_What you need to do:_ Among the entries below, how many lines include the word "proteolysis"? Reply with only the number.
■ ■ ■
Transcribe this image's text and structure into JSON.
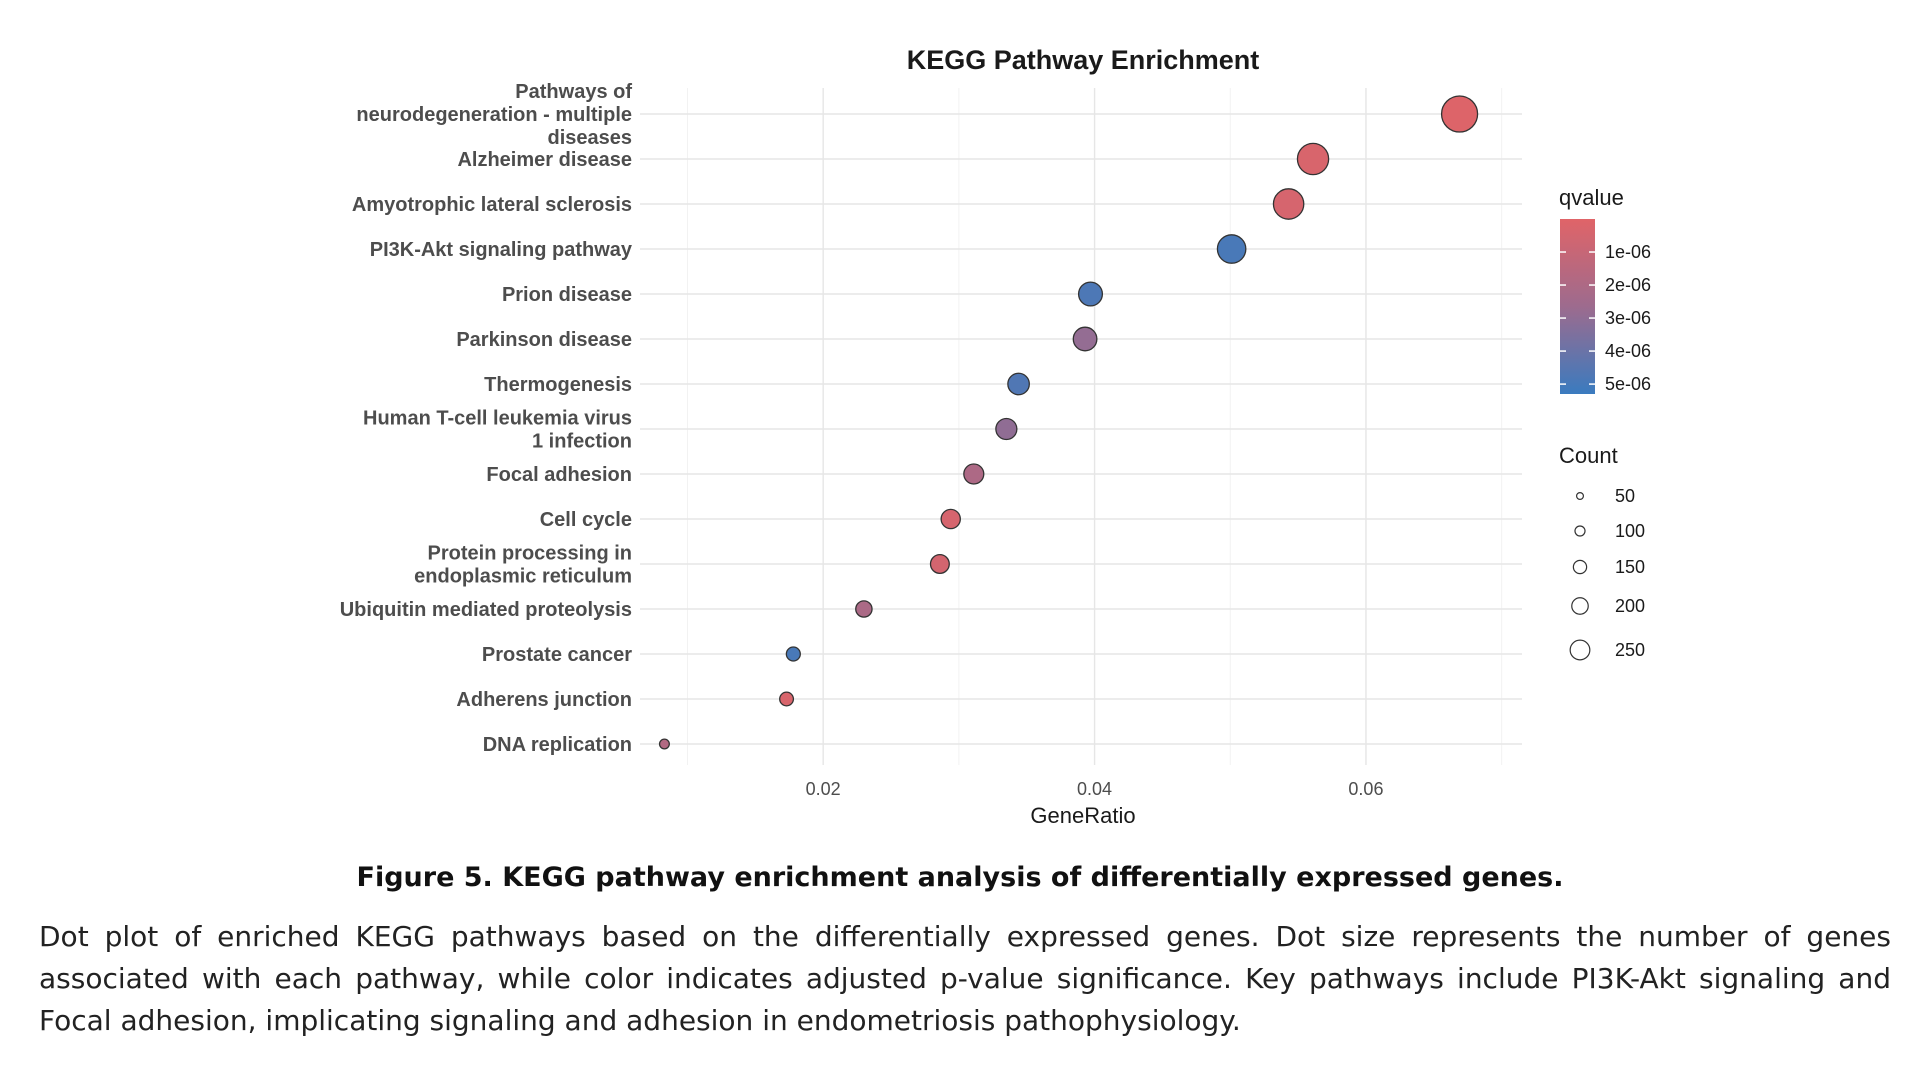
{
  "chart_data": {
    "type": "scatter",
    "title": "KEGG Pathway Enrichment",
    "xlabel": "GeneRatio",
    "xlim": [
      0.0065,
      0.0715
    ],
    "xticks": [
      0.02,
      0.04,
      0.06
    ],
    "xtick_labels": [
      "0.02",
      "0.04",
      "0.06"
    ],
    "grid": true,
    "legend_placement": "right",
    "categories": [
      "Pathways of neurodegeneration - multiple diseases",
      "Alzheimer disease",
      "Amyotrophic lateral sclerosis",
      "PI3K-Akt signaling pathway",
      "Prion disease",
      "Parkinson disease",
      "Thermogenesis",
      "Human T-cell leukemia virus 1 infection",
      "Focal adhesion",
      "Cell cycle",
      "Protein processing in endoplasmic reticulum",
      "Ubiquitin mediated proteolysis",
      "Prostate cancer",
      "Adherens junction",
      "DNA replication"
    ],
    "category_lines": [
      [
        "Pathways of",
        "neurodegeneration - multiple",
        "diseases"
      ],
      [
        "Alzheimer disease"
      ],
      [
        "Amyotrophic lateral sclerosis"
      ],
      [
        "PI3K-Akt signaling pathway"
      ],
      [
        "Prion disease"
      ],
      [
        "Parkinson disease"
      ],
      [
        "Thermogenesis"
      ],
      [
        "Human T-cell leukemia virus",
        "1 infection"
      ],
      [
        "Focal adhesion"
      ],
      [
        "Cell cycle"
      ],
      [
        "Protein processing in",
        "endoplasmic reticulum"
      ],
      [
        "Ubiquitin mediated proteolysis"
      ],
      [
        "Prostate cancer"
      ],
      [
        "Adherens junction"
      ],
      [
        "DNA replication"
      ]
    ],
    "gene_ratio": [
      0.0669,
      0.0561,
      0.0543,
      0.0501,
      0.0397,
      0.0393,
      0.0344,
      0.0335,
      0.0311,
      0.0294,
      0.0286,
      0.023,
      0.0178,
      0.0173,
      0.0083
    ],
    "count": [
      280,
      235,
      227,
      209,
      166,
      164,
      144,
      140,
      130,
      123,
      119,
      96,
      74,
      72,
      35
    ],
    "qvalue": [
      1e-07,
      3e-07,
      4e-07,
      4.9e-06,
      4.8e-06,
      2.9e-06,
      4.7e-06,
      3e-06,
      2e-06,
      4e-07,
      5e-07,
      2.1e-06,
      4.9e-06,
      3e-07,
      1.8e-06
    ],
    "legend_color": {
      "title": "qvalue",
      "min": 0,
      "max": 5.3e-06,
      "ticks": [
        1e-06,
        2e-06,
        3e-06,
        4e-06,
        5e-06
      ],
      "tick_labels": [
        "1e-06",
        "2e-06",
        "3e-06",
        "4e-06",
        "5e-06"
      ],
      "low_color": "#e06468",
      "mid_color": "#9d6b8e",
      "high_color": "#3a7bbf"
    },
    "legend_size": {
      "title": "Count",
      "values": [
        50,
        100,
        150,
        200,
        250
      ],
      "labels": [
        "50",
        "100",
        "150",
        "200",
        "250"
      ]
    }
  },
  "figure_caption": "Figure 5. KEGG pathway enrichment analysis of differentially expressed genes.",
  "figure_description": "Dot plot of enriched KEGG pathways based on the differentially expressed genes. Dot size represents the number of genes associated with each pathway, while color indicates adjusted p-value significance. Key pathways include PI3K-Akt signaling and Focal adhesion, implicating signaling and adhesion in endometriosis pathophysiology."
}
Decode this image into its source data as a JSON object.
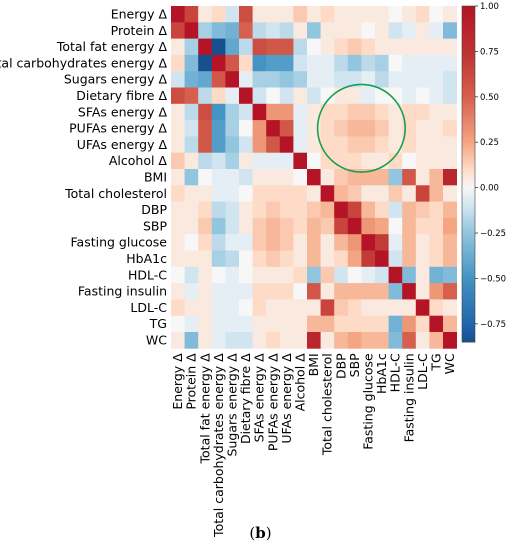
{
  "figure": {
    "caption_open": "(",
    "caption_label": "b",
    "caption_close": ")"
  },
  "chart_data": {
    "type": "heatmap",
    "variables": [
      "Energy Δ",
      "Protein Δ",
      "Total fat energy Δ",
      "Total carbohydrates energy Δ",
      "Sugars energy Δ",
      "Dietary fibre Δ",
      "SFAs energy Δ",
      "PUFAs energy Δ",
      "UFAs energy Δ",
      "Alcohol Δ",
      "BMI",
      "Total cholesterol",
      "DBP",
      "SBP",
      "Fasting glucose",
      "HbA1c",
      "HDL-C",
      "Fasting insulin",
      "LDL-C",
      "TG",
      "WC"
    ],
    "colorbar": {
      "min": -0.85,
      "max": 1.0,
      "ticks": [
        1.0,
        0.75,
        0.5,
        0.25,
        0.0,
        -0.25,
        -0.5,
        -0.75
      ],
      "tick_labels": [
        "1.00",
        "0.75",
        "0.50",
        "0.25",
        "0.00",
        "−0.25",
        "−0.50",
        "−0.75"
      ],
      "colormap": "coolwarm (blue negative, white zero, red positive)"
    },
    "matrix": [
      [
        1.0,
        0.65,
        0.05,
        0.1,
        -0.1,
        0.6,
        0.05,
        0.05,
        0.05,
        0.15,
        0.05,
        0.1,
        0.05,
        0.05,
        0.05,
        0.05,
        0.0,
        0.05,
        0.1,
        0.0,
        0.05
      ],
      [
        0.65,
        1.0,
        -0.2,
        -0.3,
        -0.35,
        0.5,
        -0.15,
        -0.1,
        -0.15,
        0.05,
        -0.25,
        0.05,
        0.05,
        0.05,
        0.0,
        0.05,
        -0.1,
        -0.05,
        0.05,
        -0.05,
        -0.3
      ],
      [
        0.05,
        -0.2,
        1.0,
        -0.85,
        -0.4,
        -0.15,
        0.6,
        0.55,
        0.55,
        -0.15,
        0.0,
        0.05,
        0.1,
        0.15,
        0.1,
        0.05,
        0.05,
        0.05,
        0.05,
        0.05,
        0.05
      ],
      [
        0.1,
        -0.3,
        -0.85,
        1.0,
        0.55,
        0.1,
        -0.5,
        -0.45,
        -0.45,
        -0.1,
        -0.05,
        -0.05,
        -0.15,
        -0.25,
        -0.15,
        -0.2,
        0.0,
        -0.05,
        -0.05,
        -0.05,
        -0.05
      ],
      [
        -0.1,
        -0.35,
        -0.4,
        0.55,
        1.0,
        -0.05,
        -0.2,
        -0.2,
        -0.25,
        -0.2,
        -0.05,
        -0.05,
        -0.1,
        -0.1,
        -0.05,
        -0.15,
        -0.05,
        -0.05,
        -0.05,
        -0.05,
        -0.1
      ],
      [
        0.6,
        0.5,
        -0.15,
        0.1,
        -0.05,
        1.0,
        -0.1,
        0.0,
        -0.1,
        0.05,
        -0.1,
        0.0,
        0.05,
        0.05,
        -0.05,
        0.0,
        0.0,
        -0.05,
        0.0,
        -0.05,
        -0.1
      ],
      [
        0.05,
        -0.15,
        0.6,
        -0.5,
        -0.2,
        -0.1,
        1.0,
        0.3,
        0.3,
        -0.05,
        0.05,
        0.1,
        0.1,
        0.15,
        0.15,
        0.1,
        0.05,
        0.1,
        0.1,
        0.05,
        0.05
      ],
      [
        0.05,
        -0.1,
        0.55,
        -0.45,
        -0.2,
        0.0,
        0.3,
        1.0,
        0.55,
        -0.05,
        0.05,
        0.1,
        0.15,
        0.2,
        0.2,
        0.15,
        0.05,
        0.1,
        0.05,
        0.05,
        0.1
      ],
      [
        0.05,
        -0.15,
        0.55,
        -0.45,
        -0.25,
        -0.1,
        0.3,
        0.55,
        1.0,
        -0.05,
        0.05,
        0.1,
        0.1,
        0.15,
        0.15,
        0.1,
        0.05,
        0.1,
        0.05,
        0.05,
        0.05
      ],
      [
        0.15,
        0.05,
        -0.15,
        -0.1,
        -0.2,
        0.05,
        -0.05,
        -0.05,
        -0.05,
        1.0,
        0.0,
        0.1,
        0.1,
        0.1,
        0.05,
        0.05,
        0.1,
        0.0,
        0.05,
        0.05,
        0.05
      ],
      [
        0.05,
        -0.25,
        0.0,
        -0.05,
        -0.05,
        -0.1,
        0.05,
        0.05,
        0.05,
        0.0,
        1.0,
        0.05,
        0.15,
        0.2,
        0.2,
        0.2,
        -0.25,
        0.55,
        0.05,
        0.2,
        0.85
      ],
      [
        0.1,
        0.05,
        0.05,
        -0.05,
        -0.05,
        0.0,
        0.1,
        0.1,
        0.1,
        0.1,
        0.05,
        1.0,
        0.2,
        0.15,
        0.05,
        0.05,
        0.15,
        0.05,
        0.65,
        0.2,
        0.05
      ],
      [
        0.05,
        0.05,
        0.1,
        -0.15,
        -0.1,
        0.05,
        0.1,
        0.15,
        0.1,
        0.1,
        0.15,
        0.2,
        1.0,
        0.65,
        0.2,
        0.1,
        -0.1,
        0.2,
        0.15,
        0.1,
        0.2
      ],
      [
        0.05,
        0.05,
        0.15,
        -0.25,
        -0.1,
        0.05,
        0.15,
        0.2,
        0.15,
        0.1,
        0.2,
        0.15,
        0.65,
        1.0,
        0.3,
        0.25,
        0.0,
        0.2,
        0.1,
        0.1,
        0.25
      ],
      [
        0.05,
        0.0,
        0.1,
        -0.15,
        -0.05,
        -0.05,
        0.15,
        0.2,
        0.15,
        0.05,
        0.2,
        0.05,
        0.2,
        0.3,
        1.0,
        0.7,
        -0.05,
        0.2,
        0.05,
        0.1,
        0.2
      ],
      [
        0.05,
        0.05,
        0.05,
        -0.2,
        -0.15,
        0.0,
        0.1,
        0.15,
        0.1,
        0.05,
        0.2,
        0.05,
        0.1,
        0.25,
        0.7,
        1.0,
        -0.1,
        0.2,
        0.05,
        0.1,
        0.2
      ],
      [
        0.0,
        -0.1,
        0.05,
        0.0,
        -0.05,
        0.0,
        0.05,
        0.05,
        0.05,
        0.1,
        -0.25,
        0.15,
        -0.1,
        0.0,
        -0.05,
        -0.1,
        1.0,
        -0.3,
        0.05,
        -0.35,
        -0.3
      ],
      [
        0.05,
        -0.05,
        0.05,
        -0.05,
        -0.05,
        -0.05,
        0.1,
        0.1,
        0.1,
        0.0,
        0.55,
        0.05,
        0.2,
        0.2,
        0.2,
        0.2,
        -0.3,
        1.0,
        0.05,
        0.3,
        0.5
      ],
      [
        0.1,
        0.05,
        0.05,
        -0.05,
        -0.05,
        0.0,
        0.1,
        0.05,
        0.05,
        0.05,
        0.05,
        0.65,
        0.15,
        0.1,
        0.05,
        0.05,
        0.05,
        0.05,
        1.0,
        0.1,
        0.05
      ],
      [
        0.0,
        -0.05,
        0.05,
        -0.05,
        -0.05,
        -0.05,
        0.05,
        0.05,
        0.05,
        0.05,
        0.2,
        0.2,
        0.1,
        0.1,
        0.1,
        0.1,
        -0.35,
        0.3,
        0.1,
        1.0,
        0.2
      ],
      [
        0.05,
        -0.3,
        0.05,
        -0.05,
        -0.1,
        -0.1,
        0.05,
        0.1,
        0.05,
        0.05,
        0.85,
        0.05,
        0.2,
        0.25,
        0.2,
        0.2,
        -0.3,
        0.5,
        0.05,
        0.2,
        1.0
      ]
    ],
    "annotation": {
      "shape": "circle",
      "color": "#1a9e4f",
      "covers_columns": [
        "Total cholesterol",
        "DBP",
        "SBP",
        "Fasting glucose",
        "HbA1c",
        "HDL-C"
      ],
      "covers_rows": [
        "Dietary fibre Δ",
        "SFAs energy Δ",
        "PUFAs energy Δ",
        "UFAs energy Δ",
        "Alcohol Δ"
      ]
    },
    "grid": false
  }
}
■ ■ ■
_Answer for the task:_ 2